**抜粋本文:**
翡翠輝子の招福日記

フリーランスで女性誌の原稿書き(主に東洋占術と開運記事)を担当し、リタイア生活へ移行中。2023年8月下旬からスペイン巡礼へ。ウラナイ8で活動しています。日本文芸社より『基礎からわかる易の完全独習』刊行。

ディラン先生からケネス先生へ

NHKのETV「こころの時代」にケネス田中先生が登場しました。8月11日に再放送があり、ようやく観ることができました。

 

www4.nhk.or.jp

 

ケネス田中先生は1947年、山口県生まれ。10歳の時に家族でサンフランシスコに移住しました。

日本とはまったく異なるアメリカ社会では苦難の連続。お母さんがハワイ生まれの日系二世とはいえ、ケネス先生自身は英語がしゃべれず、周囲で何が起こっているのかまったくわからない状況が続いたそうです。経済的な困窮に加え、両親の不和もケネス少年を悩ませました。

 

アメリカでは宗教を持たないといけない」と言われ、最初に行ったのがキリスト教の教会。

「神がすべてを作った」という教えにケネス少年は納得できません。

アメリカでの生活に苦しみ、「神が全知全能なら、なぜこんな問題だらけの現実があるのだろう」と疑問を感じたからです。

その後、13歳で仏教に出会います。一切皆苦という仏教の教えに、ようやく光明を見出しました。

**表示情報:**
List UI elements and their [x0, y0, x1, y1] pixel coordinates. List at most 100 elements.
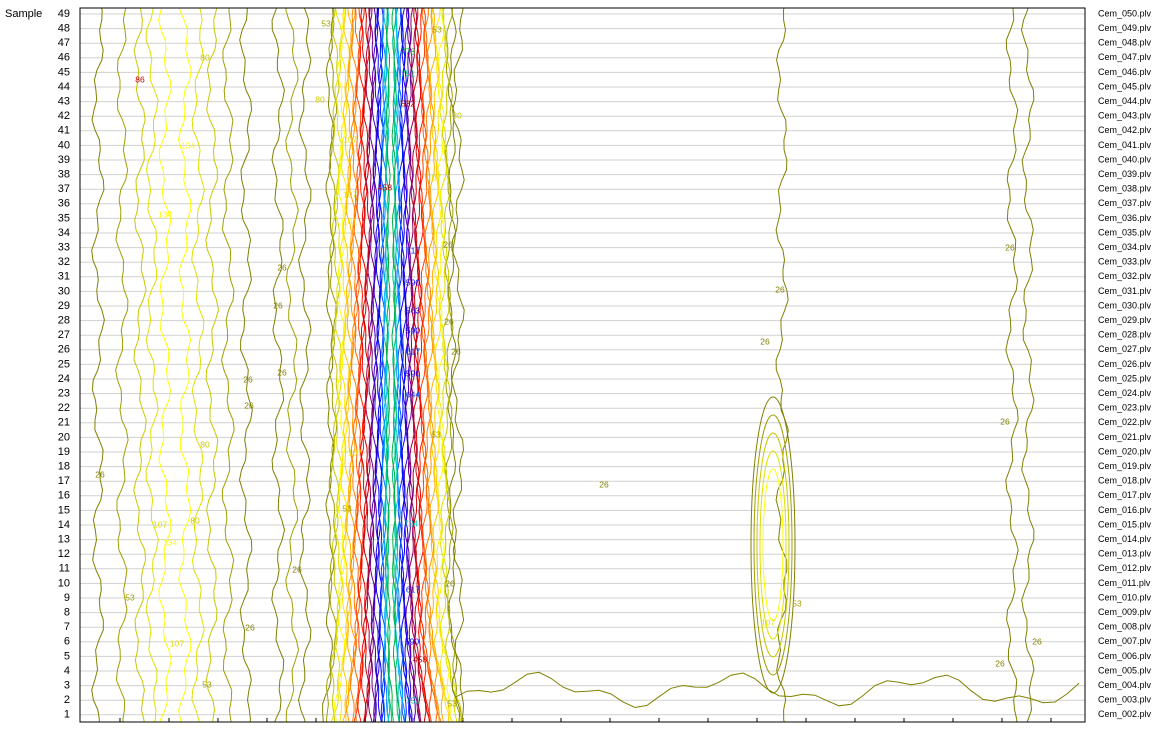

**今回の課題:**
1) ケネス田中先生についての文章によると、先生が仏教に出会ったのは何歳のときか。
2) ケネス田中先生についての文章を、最後の文の続きから書き進めよ。
上の資料は、ケネス田中先生についての文章とは別のものだ。

**解答一覧:**
1) 13歳のとき。

2)
しかし、1960年代初めアメリカで仏教は「おへそをながめながら瞑想するアジアのカルト」にしかすぎませんでした。仏教に心惹かれながらも、"I'm a Buddhist"とはとても公言できる状況ではなかったそうです。

 

そしてアメリカはベトナム戦争に突入。ケネス先生はカリフォルニア州立大学経営学を学び、将校養成プログラムの奨学金を得る予定でした。当時は徴兵制度があり、どうせ軍に入るなら、奨学金を得たほうがいいと考えたからです。

しかし、仏教の教えと入隊は矛盾します。

八正道の一つ、Right Conduct(正業)では、人を殺すことを禁じていますから、仏教徒は戦士になれません。

 

NHKの番組では、1967年のワシントン反戦集会が流れます。バックミュージックはジョーン・バエズが歌う『風に吹かれて』。

 

ここで、かちっと何かがつながる音がしました。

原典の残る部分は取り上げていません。